REQUIREMENTS —
(a) Output the part of the Felt-versus-Cervelo bike thread between "Thanks for responding" and "last few questions?", inclusive, unchanged.
(b) Pick up the forum thread about choosing between the Felt AR2 and the Cervelo S3 after its final sentence, and continue it.

# Want the 2014 Felt AR2, but Cervelo S3 is a better fit but hate red colour, less aero



## Bridgey (Mar 26, 2003)

I'm in a tough situation. I really love the 2014 Felt AR2. Just love everything about it, but I have short arms and therefore need a high stack height. I am 5ft 10 (178cm).
The 54cm Felt is great reach wise but not enough stack. Would need 4cm of spacers (and probably still need to flip stem).
The 56cm is slightly too long reach wise (would probably need to convert to 90mm stem) but the Stack height is good (2cm of spacers with flipping stem).

or I could go a 56cm Cervelo S3 which has perfect stack and reach, but I don't like the colour and it doesn't match my racing kit. Also I don't think it will be as aero as the Felt even with only 1cm of spacers.

What would you do!! I have been stewing over this for 1mth.


----------



## Superdave3T (May 11, 2009)

Bridgey said:


> I'm in a tough situation. I really love the 2014 Felt AR2. Just love everything about it, but I have short arms and therefore need a high stack height. I am 5ft 10 (178cm).
> The 54cm Felt is great reach wise but not enough stack. Would need 4cm of spacers (and probably still need to flip stem).
> The 56cm is slightly too long reach wise (would probably need to convert to 90mm stem) but the Stack height is good (2cm of spacers with flipping stem).
> 
> ...



4cm of spacers seems excessive and you would lose a great deal of the aerodynamic advantage. Sounds like the Cervelo is the way to go. Maybe an S5 on sale?

How did you determine your S&R numbers?

-SD


----------



## Bridgey (Mar 26, 2003)

SuperdaveFelt said:


> 4cm of spacers seems excessive and you would lose a great deal of the aerodynamic advantage. Sounds like the Cervelo is the way to go. Maybe an S5 on sale?
> 
> How did you determine your S&R numbers?
> 
> -SD


Thanks for responding SuperDave. Given you represent Felt, it means a lot for you to recommend the S3. It is a pity though, I really only want to give up the Felt if need be. I just love the bike. So could you please help me out with my last few questions?

DATA LINES —
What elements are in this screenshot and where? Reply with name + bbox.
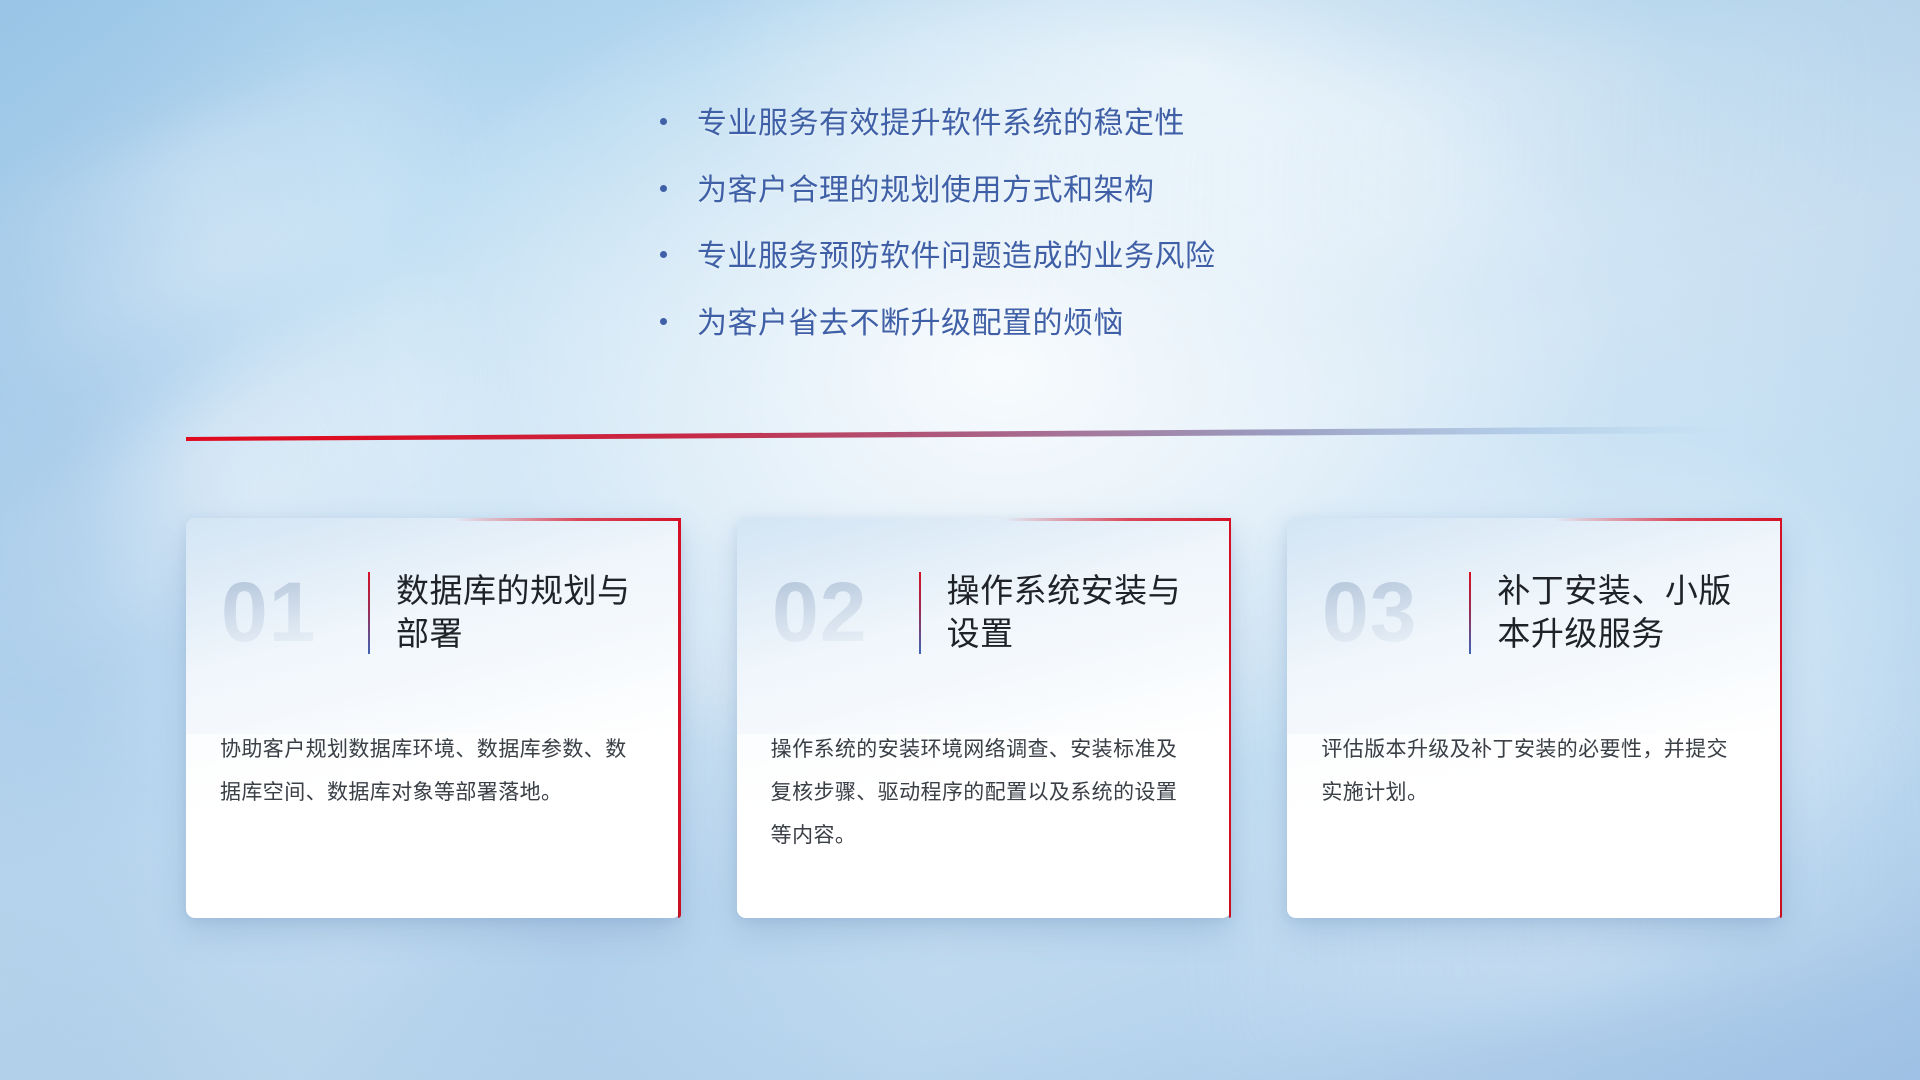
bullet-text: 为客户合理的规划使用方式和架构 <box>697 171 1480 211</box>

RESPONSES FOR EACH TASK —
(a)
Thanks for responding SuperDave. Given you represent Felt, it means a lot for you to recommend the S3. It is a pity though, I really only want to give up the Felt if need be. I just love the bike. So could you please help me out with my last few questions?

(b)
Why does more spacers equal less aero, given they are skinnier than the head tube? No matter which brand I choose, wouldn't I ultimately be in the same position body wise? How about the optional 20mm cone spacer that comes with the Felt? Does that effectively lengthen the headtube and is this better than stem spacers?

I guess, I've now narrowed my choices down to a 56cm Felt AR2 with 90mm stem flipped and the 2cm cone spacer + 1/2cm of stem spacers 
or a 56cm Cervelo S3 with 1/2cm of stem spacers and a 95mm stem flipped. Would your advice still be the 56cm S3?

I had a retul fit which basically said that my saddle setback should be 5.5cm and handlebar drop only 6cm.

Sorry for the the detailed post. I have a lot to consider. Thanks for your time.


----------



## Superdave3T (May 11, 2009)

Bridgey said:


> Thanks for responding SuperDave. Given you represent Felt, it means a lot for you to recommend the S3.
> Why does more spacers equal less aero, given they are skinnier than the head tube? No matter which brand I choose, wouldn't I ultimately be in the same position body wise? How about the optional 20mm cone spacer that comes with the Felt? Does that effectively lengthen the headtube and is this better than stem spacers?
> I guess, I've now narrowed my choices down to a 56cm Felt AR2 with 90mm stem flipped and the 2cm cone spacer + 1/2cm of stem spacers
> or a 56cm Cervelo S3 with 1/2cm of stem spacers and a 95mm stem flipped. Would your advice still be the 56cm S3?


The head tube is an aerodynamic element. This is an area where the UCI does not restrict the chord / aspect ratio to 3:1. We are able to create an airfoil that reduces drag at higher yaw angles and maintains a lower drag than a round ~38mm diameter cylinder (headset spacers). For a given position and a Felt AR you'll want the most frame under you as possible if you are looking for an aerodynamic advantage. Additionally the larger frames are made proportionally stiffer.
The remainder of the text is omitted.